_The problem_: Rewrite the listing below with every "precipitation-bar" swapped for "rain-bar" and everything else left unchanged. Omit the pictures from your answer.

######

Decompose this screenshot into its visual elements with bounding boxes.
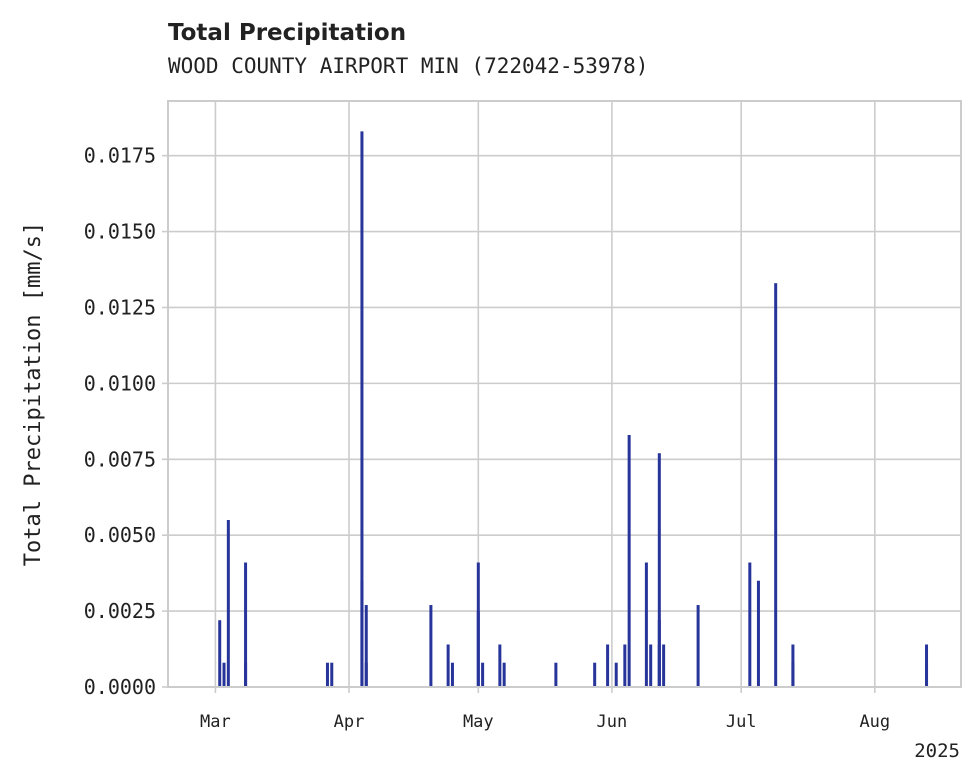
x-tick-label: Mar [200, 712, 231, 732]
y-tick-label: 0.0175 [84, 144, 156, 168]
precipitation-bar [481, 662, 485, 687]
precipitation-bar [662, 644, 666, 687]
y-tick-label: 0.0075 [84, 447, 156, 471]
y-tick-label: 0.0150 [84, 220, 156, 244]
precipitation-bar [657, 453, 661, 687]
chart-subtitle: WOOD COUNTY AIRPORT MIN (722042-53978) [168, 54, 648, 78]
grid-lines [168, 101, 961, 687]
precipitation-bar [360, 131, 364, 688]
precipitation-bar [429, 605, 433, 687]
precipitation-bar [325, 662, 329, 687]
y-tick-label: 0.0000 [84, 675, 156, 699]
precipitation-bar [218, 620, 222, 687]
precipitation-bar [476, 611, 480, 687]
precipitation-bar [446, 644, 450, 687]
precipitation-bar [614, 662, 618, 687]
x-tick-label: Jul [726, 712, 757, 732]
x-tick-label: Aug [859, 712, 890, 732]
precipitation-bar [696, 605, 700, 687]
x-tick-label: Jun [597, 712, 628, 732]
precipitation-bar [222, 662, 226, 687]
precipitation-bar [554, 662, 558, 687]
precipitation-bar [606, 644, 610, 687]
precipitation-bar [649, 644, 653, 687]
precipitation-bar [498, 644, 502, 687]
precipitation-bar [925, 662, 929, 687]
x-tick-label: Apr [334, 712, 365, 732]
y-axis-ticks: 0.0000 0.0025 0.0050 0.0075 0.0100 0.0125 0.01… [84, 144, 168, 699]
y-tick-label: 0.0125 [84, 295, 156, 319]
data-bars [218, 131, 929, 688]
y-tick-label: 0.0050 [84, 523, 156, 547]
y-axis-label: Total Precipitation [mm/s] [21, 222, 46, 566]
precipitation-bar [756, 580, 760, 687]
precipitation-bar [330, 662, 334, 687]
y-tick-label: 0.0100 [84, 371, 156, 395]
y-tick-label: 0.0025 [84, 599, 156, 623]
precipitation-bar [644, 562, 648, 687]
precipitation-bar [502, 662, 506, 687]
precipitation-bar [593, 662, 597, 687]
precipitation-bar [364, 662, 368, 687]
precipitation-bar [244, 662, 248, 687]
chart-title: Total Precipitation [168, 20, 406, 46]
precipitation-bar [364, 605, 368, 687]
x-axis-year-label: 2025 [914, 740, 960, 762]
precipitation-bar [627, 434, 631, 687]
x-tick-label: May [463, 712, 494, 732]
precipitation-bar [226, 520, 230, 687]
precipitation-bar [774, 283, 778, 687]
plot-frame [167, 100, 962, 688]
x-axis-ticks: Mar Apr May Jun Jul Aug [200, 687, 890, 732]
precipitation-bar [748, 562, 752, 687]
precipitation-bar [791, 662, 795, 687]
precipitation-bar [623, 644, 627, 687]
precipitation-bar [657, 644, 661, 687]
precipitation-bar [244, 562, 248, 687]
precipitation-bar [360, 580, 364, 687]
precipitation-bar [450, 662, 454, 687]
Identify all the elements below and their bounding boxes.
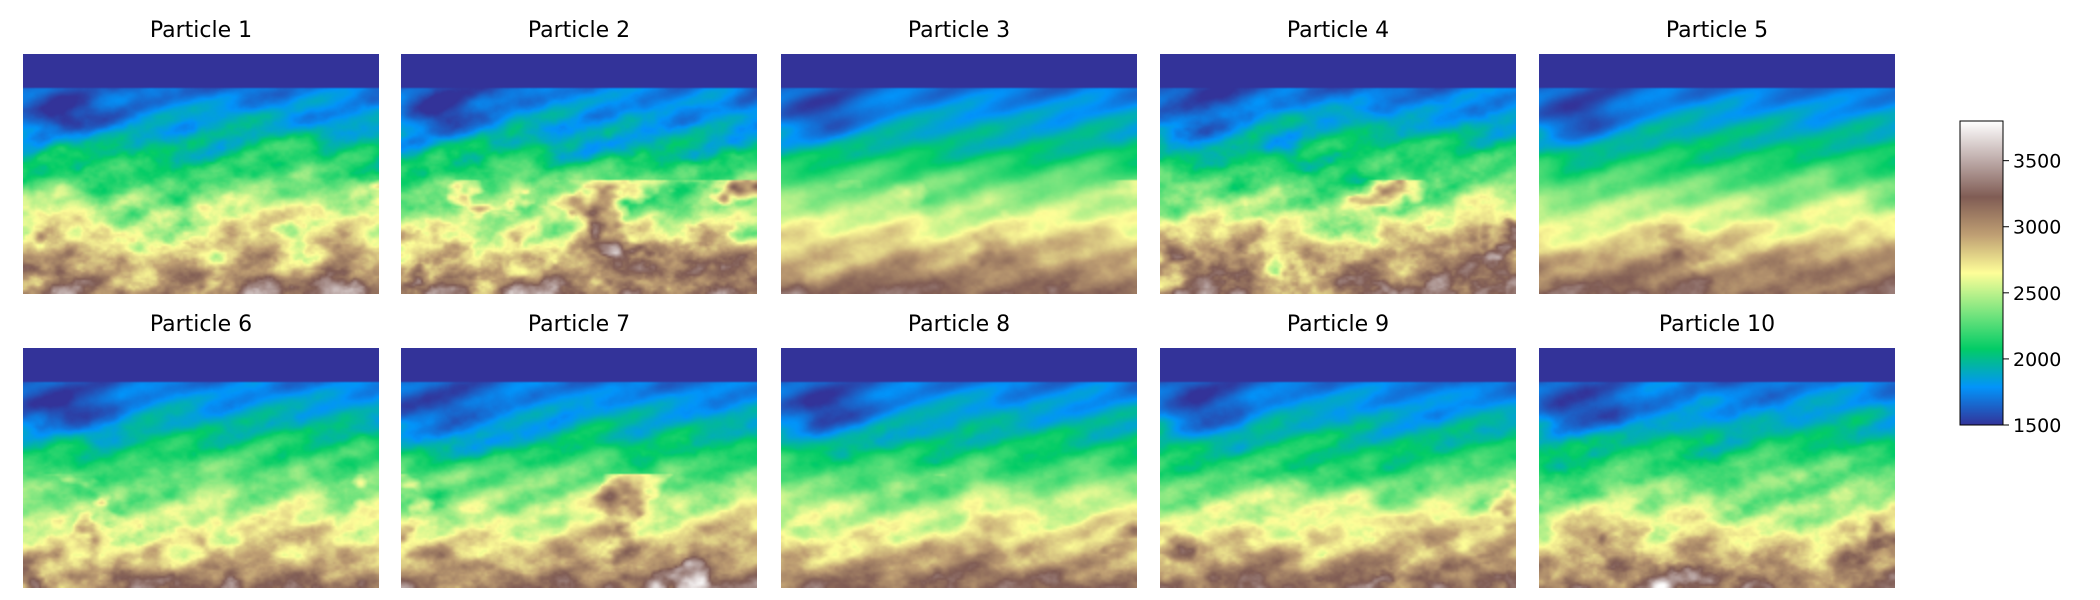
panel-9: Particle 9 (1160, 312, 1516, 588)
heatmap-image (1160, 348, 1516, 588)
panel-1: Particle 1 (23, 18, 379, 294)
panel-8: Particle 8 (781, 312, 1137, 588)
panel-title: Particle 9 (1287, 312, 1389, 337)
colorbar-tick-label: 2500 (2013, 283, 2061, 305)
panel-title: Particle 6 (150, 312, 252, 337)
panel-title: Particle 2 (528, 18, 630, 43)
heatmap-image (401, 348, 757, 588)
heatmap-image (23, 54, 379, 294)
panel-6: Particle 6 (23, 312, 379, 588)
panel-title: Particle 3 (908, 18, 1010, 43)
heatmap-image (401, 54, 757, 294)
heatmap-image (781, 54, 1137, 294)
panel-title: Particle 10 (1659, 312, 1775, 337)
colorbar-ticks: 1500 2000 2500 3000 3500 (2003, 151, 2061, 437)
panel-5: Particle 5 (1539, 18, 1895, 294)
heatmap-image (23, 348, 379, 588)
colorbar: 1500 2000 2500 3000 3500 (1959, 120, 2061, 437)
panel-title: Particle 8 (908, 312, 1010, 337)
colorbar-tick-label: 3500 (2013, 151, 2061, 173)
panel-title: Particle 5 (1666, 18, 1768, 43)
heatmap-image (1160, 54, 1516, 294)
heatmap-image (1539, 348, 1895, 588)
panel-title: Particle 4 (1287, 18, 1389, 43)
colorbar-tick-label: 3000 (2013, 217, 2061, 239)
panel-title: Particle 1 (150, 18, 252, 43)
colorbar-tick-label: 1500 (2013, 415, 2061, 437)
colorbar-gradient (1959, 120, 2004, 426)
colorbar-tick-label: 2000 (2013, 349, 2061, 371)
panel-10: Particle 10 (1539, 312, 1895, 588)
heatmap-image (781, 348, 1137, 588)
heatmap-image (1539, 54, 1895, 294)
panel-7: Particle 7 (401, 312, 757, 588)
panel-title: Particle 7 (528, 312, 630, 337)
panel-4: Particle 4 (1160, 18, 1516, 294)
panels-grid: Particle 1 Particle 2 Particle 3 Particle 4… (23, 18, 1895, 588)
panel-2: Particle 2 (401, 18, 757, 294)
panel-3: Particle 3 (781, 18, 1137, 294)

######

_Correct answer_:
Decompose this screenshot into its visual elements with bounding boxes.
x-tick-label: Mar [200, 712, 231, 732]
y-tick-label: 0.0175 [84, 144, 156, 168]
rain-bar [481, 662, 485, 687]
rain-bar [662, 644, 666, 687]
y-tick-label: 0.0075 [84, 447, 156, 471]
y-tick-label: 0.0150 [84, 220, 156, 244]
rain-bar [657, 453, 661, 687]
chart-subtitle: WOOD COUNTY AIRPORT MIN (722042-53978) [168, 54, 648, 78]
grid-lines [168, 101, 961, 687]
rain-bar [360, 131, 364, 688]
rain-bar [429, 605, 433, 687]
rain-bar [325, 662, 329, 687]
y-tick-label: 0.0000 [84, 675, 156, 699]
rain-bar [218, 620, 222, 687]
rain-bar [476, 611, 480, 687]
rain-bar [446, 644, 450, 687]
rain-bar [614, 662, 618, 687]
x-tick-label: Jul [726, 712, 757, 732]
x-tick-label: Aug [859, 712, 890, 732]
rain-bar [696, 605, 700, 687]
x-tick-label: Jun [597, 712, 628, 732]
rain-bar [222, 662, 226, 687]
rain-bar [554, 662, 558, 687]
rain-bar [606, 644, 610, 687]
rain-bar [649, 644, 653, 687]
rain-bar [498, 644, 502, 687]
rain-bar [925, 662, 929, 687]
x-tick-label: Apr [334, 712, 365, 732]
y-axis-ticks: 0.0000 0.0025 0.0050 0.0075 0.0100 0.0125 0.01… [84, 144, 168, 699]
y-tick-label: 0.0125 [84, 295, 156, 319]
data-bars [218, 131, 929, 688]
y-tick-label: 0.0050 [84, 523, 156, 547]
y-axis-label: Total Precipitation [mm/s] [21, 222, 46, 566]
rain-bar [756, 580, 760, 687]
rain-bar [330, 662, 334, 687]
y-tick-label: 0.0100 [84, 371, 156, 395]
y-tick-label: 0.0025 [84, 599, 156, 623]
rain-bar [644, 562, 648, 687]
rain-bar [502, 662, 506, 687]
rain-bar [593, 662, 597, 687]
rain-bar [364, 662, 368, 687]
rain-bar [244, 662, 248, 687]
chart-title: Total Precipitation [168, 20, 406, 46]
rain-bar [364, 605, 368, 687]
x-axis-year-label: 2025 [914, 740, 960, 762]
rain-bar [627, 434, 631, 687]
x-tick-label: May [463, 712, 494, 732]
rain-bar [226, 520, 230, 687]
rain-bar [774, 283, 778, 687]
plot-frame [167, 100, 962, 688]
x-axis-ticks: Mar Apr May Jun Jul Aug [200, 687, 890, 732]
rain-bar [748, 562, 752, 687]
rain-bar [791, 662, 795, 687]
rain-bar [623, 644, 627, 687]
rain-bar [657, 644, 661, 687]
rain-bar [244, 562, 248, 687]
rain-bar [360, 580, 364, 687]
rain-bar [450, 662, 454, 687]
Identify all the elements below and their bounding boxes.
panel-9: Particle 9 (1160, 312, 1516, 588)
heatmap-image (1160, 348, 1516, 588)
panel-1: Particle 1 (23, 18, 379, 294)
panel-8: Particle 8 (781, 312, 1137, 588)
panel-title: Particle 9 (1287, 312, 1389, 337)
colorbar-tick-label: 2500 (2013, 283, 2061, 305)
panel-title: Particle 6 (150, 312, 252, 337)
panel-title: Particle 2 (528, 18, 630, 43)
heatmap-image (401, 348, 757, 588)
heatmap-image (23, 54, 379, 294)
panel-6: Particle 6 (23, 312, 379, 588)
panel-title: Particle 3 (908, 18, 1010, 43)
heatmap-image (401, 54, 757, 294)
heatmap-image (781, 54, 1137, 294)
panel-title: Particle 10 (1659, 312, 1775, 337)
colorbar-ticks: 1500 2000 2500 3000 3500 (2003, 151, 2061, 437)
panel-5: Particle 5 (1539, 18, 1895, 294)
heatmap-image (23, 348, 379, 588)
colorbar: 1500 2000 2500 3000 3500 (1959, 120, 2061, 437)
panel-title: Particle 8 (908, 312, 1010, 337)
colorbar-tick-label: 3500 (2013, 151, 2061, 173)
panel-title: Particle 5 (1666, 18, 1768, 43)
heatmap-image (1160, 54, 1516, 294)
heatmap-image (1539, 348, 1895, 588)
panel-title: Particle 4 (1287, 18, 1389, 43)
colorbar-tick-label: 3000 (2013, 217, 2061, 239)
panel-title: Particle 1 (150, 18, 252, 43)
colorbar-tick-label: 1500 (2013, 415, 2061, 437)
colorbar-gradient (1959, 120, 2004, 426)
colorbar-tick-label: 2000 (2013, 349, 2061, 371)
panel-10: Particle 10 (1539, 312, 1895, 588)
heatmap-image (781, 348, 1137, 588)
heatmap-image (1539, 54, 1895, 294)
panel-7: Particle 7 (401, 312, 757, 588)
panel-title: Particle 7 (528, 312, 630, 337)
panel-4: Particle 4 (1160, 18, 1516, 294)
panels-grid: Particle 1 Particle 2 Particle 3 Particle 4… (23, 18, 1895, 588)
panel-2: Particle 2 (401, 18, 757, 294)
panel-3: Particle 3 (781, 18, 1137, 294)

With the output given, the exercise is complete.